**Do this:** Print all of the data exactly as written.

- - - - -

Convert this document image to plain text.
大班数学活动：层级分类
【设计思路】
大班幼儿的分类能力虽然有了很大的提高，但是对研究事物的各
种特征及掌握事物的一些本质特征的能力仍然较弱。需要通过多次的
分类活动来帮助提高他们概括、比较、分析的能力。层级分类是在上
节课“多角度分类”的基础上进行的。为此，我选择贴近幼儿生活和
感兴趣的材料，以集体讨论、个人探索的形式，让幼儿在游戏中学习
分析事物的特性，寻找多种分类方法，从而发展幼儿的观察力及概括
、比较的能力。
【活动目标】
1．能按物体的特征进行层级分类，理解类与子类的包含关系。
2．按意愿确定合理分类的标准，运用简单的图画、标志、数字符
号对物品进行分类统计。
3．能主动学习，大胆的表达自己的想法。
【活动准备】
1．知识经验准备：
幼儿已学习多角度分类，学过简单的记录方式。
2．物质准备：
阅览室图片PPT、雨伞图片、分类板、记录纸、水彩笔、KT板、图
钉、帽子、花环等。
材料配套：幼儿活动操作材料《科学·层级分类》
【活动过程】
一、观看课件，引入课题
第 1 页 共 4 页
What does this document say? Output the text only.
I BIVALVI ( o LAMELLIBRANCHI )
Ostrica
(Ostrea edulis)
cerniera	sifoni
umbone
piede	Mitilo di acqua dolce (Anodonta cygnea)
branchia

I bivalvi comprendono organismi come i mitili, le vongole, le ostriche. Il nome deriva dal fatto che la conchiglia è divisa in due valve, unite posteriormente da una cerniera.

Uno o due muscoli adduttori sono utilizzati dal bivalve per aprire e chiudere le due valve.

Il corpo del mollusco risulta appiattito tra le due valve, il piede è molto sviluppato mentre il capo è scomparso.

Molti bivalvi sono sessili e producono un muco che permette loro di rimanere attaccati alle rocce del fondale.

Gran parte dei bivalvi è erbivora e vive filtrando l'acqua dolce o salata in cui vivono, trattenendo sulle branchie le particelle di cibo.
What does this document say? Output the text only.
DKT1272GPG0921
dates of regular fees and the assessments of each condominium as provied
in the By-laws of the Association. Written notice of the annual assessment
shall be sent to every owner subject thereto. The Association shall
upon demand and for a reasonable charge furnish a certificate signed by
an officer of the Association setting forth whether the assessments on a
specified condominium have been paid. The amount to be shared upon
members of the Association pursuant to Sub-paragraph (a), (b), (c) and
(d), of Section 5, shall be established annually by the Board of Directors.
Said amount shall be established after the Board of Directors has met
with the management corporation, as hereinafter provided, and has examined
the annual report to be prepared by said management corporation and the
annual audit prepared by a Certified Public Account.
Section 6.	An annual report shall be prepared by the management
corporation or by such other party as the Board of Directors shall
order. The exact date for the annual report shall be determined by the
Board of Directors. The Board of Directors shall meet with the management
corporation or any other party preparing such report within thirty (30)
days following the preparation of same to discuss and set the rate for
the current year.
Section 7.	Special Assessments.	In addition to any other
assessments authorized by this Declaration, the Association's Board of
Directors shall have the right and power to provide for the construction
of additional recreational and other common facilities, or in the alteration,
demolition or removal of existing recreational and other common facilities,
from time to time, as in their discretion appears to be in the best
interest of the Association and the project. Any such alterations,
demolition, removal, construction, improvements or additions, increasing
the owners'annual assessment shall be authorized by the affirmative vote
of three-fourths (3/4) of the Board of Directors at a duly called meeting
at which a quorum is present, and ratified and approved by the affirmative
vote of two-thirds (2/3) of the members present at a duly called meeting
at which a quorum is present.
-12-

- - - - -

**Output below:**
Convert this document image to plain text.
大班数学活动：层级分类
【设计思路】
大班幼儿的分类能力虽然有了很大的提高，但是对研究事物的各
种特征及掌握事物的一些本质特征的能力仍然较弱。需要通过多次的
分类活动来帮助提高他们概括、比较、分析的能力。层级分类是在上
节课“多角度分类”的基础上进行的。为此，我选择贴近幼儿生活和
感兴趣的材料，以集体讨论、个人探索的形式，让幼儿在游戏中学习
分析事物的特性，寻找多种分类方法，从而发展幼儿的观察力及概括
、比较的能力。
【活动目标】
1．能按物体的特征进行层级分类，理解类与子类的包含关系。
2．按意愿确定合理分类的标准，运用简单的图画、标志、数字符
号对物品进行分类统计。
3．能主动学习，大胆的表达自己的想法。
【活动准备】
1．知识经验准备：
幼儿已学习多角度分类，学过简单的记录方式。
2．物质准备：
阅览室图片PPT、雨伞图片、分类板、记录纸、水彩笔、KT板、图
钉、帽子、花环等。
材料配套：幼儿活动操作材料《科学·层级分类》
【活动过程】
一、观看课件，引入课题
第 1 页 共 4 页
What does this document say? Output the text only.
I BIVALVI ( o LAMELLIBRANCHI )
Ostrica
(Ostrea edulis)
cerniera	sifoni
umbone
piede	Mitilo di acqua dolce (Anodonta cygnea)
branchia

I bivalvi comprendono organismi come i mitili, le vongole, le ostriche. Il nome deriva dal fatto che la conchiglia è divisa in due valve, unite posteriormente da una cerniera.

Uno o due muscoli adduttori sono utilizzati dal bivalve per aprire e chiudere le due valve.

Il corpo del mollusco risulta appiattito tra le due valve, il piede è molto sviluppato mentre il capo è scomparso.

Molti bivalvi sono sessili e producono un muco che permette loro di rimanere attaccati alle rocce del fondale.

Gran parte dei bivalvi è erbivora e vive filtrando l'acqua dolce o salata in cui vivono, trattenendo sulle branchie le particelle di cibo.
What does this document say? Output the text only.
DKT1272GPG0921
dates of regular fees and the assessments of each condominium as provied
in the By-laws of the Association. Written notice of the annual assessment
shall be sent to every owner subject thereto. The Association shall
upon demand and for a reasonable charge furnish a certificate signed by
an officer of the Association setting forth whether the assessments on a
specified condominium have been paid. The amount to be shared upon
members of the Association pursuant to Sub-paragraph (a), (b), (c) and
(d), of Section 5, shall be established annually by the Board of Directors.
Said amount shall be established after the Board of Directors has met
with the management corporation, as hereinafter provided, and has examined
the annual report to be prepared by said management corporation and the
annual audit prepared by a Certified Public Account.
Section 6.	An annual report shall be prepared by the management
corporation or by such other party as the Board of Directors shall
order. The exact date for the annual report shall be determined by the
Board of Directors. The Board of Directors shall meet with the management
corporation or any other party preparing such report within thirty (30)
days following the preparation of same to discuss and set the rate for
the current year.
Section 7.	Special Assessments.	In addition to any other
assessments authorized by this Declaration, the Association's Board of
Directors shall have the right and power to provide for the construction
of additional recreational and other common facilities, or in the alteration,
demolition or removal of existing recreational and other common facilities,
from time to time, as in their discretion appears to be in the best
interest of the Association and the project. Any such alterations,
demolition, removal, construction, improvements or additions, increasing
the owners'annual assessment shall be authorized by the affirmative vote
of three-fourths (3/4) of the Board of Directors at a duly called meeting
at which a quorum is present, and ratified and approved by the affirmative
vote of two-thirds (2/3) of the members present at a duly called meeting
at which a quorum is present.
-12-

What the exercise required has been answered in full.